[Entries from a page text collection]
━━━━━━━━━━━━━━━━━━━━━━━━━━━━━━

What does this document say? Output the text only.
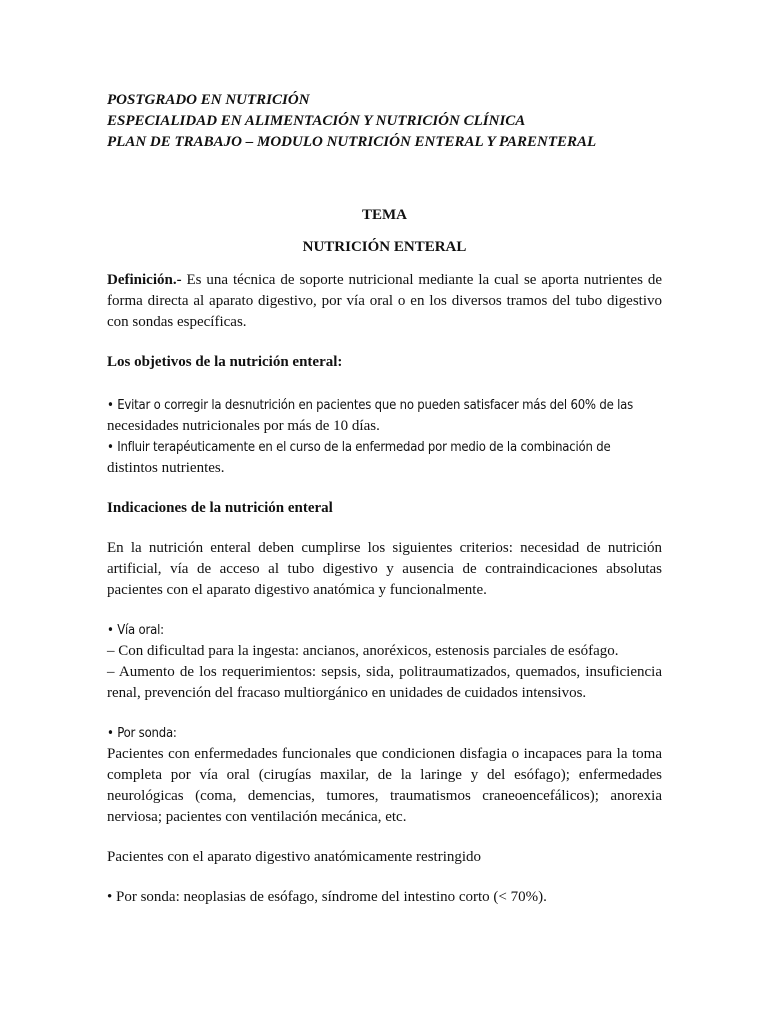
POSTGRADO EN NUTRICIÓN

ESPECIALIDAD EN ALIMENTACIÓN Y NUTRICIÓN CLÍNICA

PLAN DE TRABAJO – MODULO NUTRICIÓN ENTERAL Y PARENTERAL

TEMA

NUTRICIÓN ENTERAL

Definición.- Es una técnica de soporte nutricional mediante la cual se aporta nutrientes de forma directa al aparato digestivo, por vía oral o en los diversos tramos del tubo digestivo con sondas específicas.

Los objetivos de la nutrición enteral:

• Evitar o corregir la desnutrición en pacientes que no pueden satisfacer más del 60% de las

necesidades nutricionales por más de 10 días.

• Influir terapéuticamente en el curso de la enfermedad por medio de la combinación de

distintos nutrientes.

Indicaciones de la nutrición enteral

En la nutrición enteral deben cumplirse los siguientes criterios: necesidad de nutrición artificial, vía de acceso al tubo digestivo y ausencia de contraindicaciones absolutas pacientes con el aparato digestivo anatómica y funcionalmente.

• Vía oral:

– Con dificultad para la ingesta: ancianos, anoréxicos, estenosis parciales de esófago.

– Aumento de los requerimientos: sepsis, sida, politraumatizados, quemados, insuficiencia renal, prevención del fracaso multiorgánico en unidades de cuidados intensivos.

• Por sonda:

Pacientes con enfermedades funcionales que condicionen disfagia o incapaces para la toma completa por vía oral (cirugías maxilar, de la laringe y del esófago); enfermedades neurológicas (coma, demencias, tumores, traumatismos craneoencefálicos); anorexia nerviosa; pacientes con ventilación mecánica, etc.

Pacientes con el aparato digestivo anatómicamente restringido

• Por sonda: neoplasias de esófago, síndrome del intestino corto (< 70%).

━━━━━━━━━━━━━━━━━━━━━━━━━━━━━━

▶ AIM OF THE EXERCISE: If the data includes images, skip them and copy every line exactly.

▶ PROBLEM SOLUTION:
What does this document say? Output the text only.
POSTGRADO EN NUTRICIÓN

ESPECIALIDAD EN ALIMENTACIÓN Y NUTRICIÓN CLÍNICA

PLAN DE TRABAJO – MODULO NUTRICIÓN ENTERAL Y PARENTERAL

TEMA

NUTRICIÓN ENTERAL

Definición.- Es una técnica de soporte nutricional mediante la cual se aporta nutrientes de forma directa al aparato digestivo, por vía oral o en los diversos tramos del tubo digestivo con sondas específicas.

Los objetivos de la nutrición enteral:

• Evitar o corregir la desnutrición en pacientes que no pueden satisfacer más del 60% de las

necesidades nutricionales por más de 10 días.

• Influir terapéuticamente en el curso de la enfermedad por medio de la combinación de

distintos nutrientes.

Indicaciones de la nutrición enteral

En la nutrición enteral deben cumplirse los siguientes criterios: necesidad de nutrición artificial, vía de acceso al tubo digestivo y ausencia de contraindicaciones absolutas pacientes con el aparato digestivo anatómica y funcionalmente.

• Vía oral:

– Con dificultad para la ingesta: ancianos, anoréxicos, estenosis parciales de esófago.

– Aumento de los requerimientos: sepsis, sida, politraumatizados, quemados, insuficiencia renal, prevención del fracaso multiorgánico en unidades de cuidados intensivos.

• Por sonda:

Pacientes con enfermedades funcionales que condicionen disfagia o incapaces para la toma completa por vía oral (cirugías maxilar, de la laringe y del esófago); enfermedades neurológicas (coma, demencias, tumores, traumatismos craneoencefálicos); anorexia nerviosa; pacientes con ventilación mecánica, etc.

Pacientes con el aparato digestivo anatómicamente restringido

• Por sonda: neoplasias de esófago, síndrome del intestino corto (< 70%).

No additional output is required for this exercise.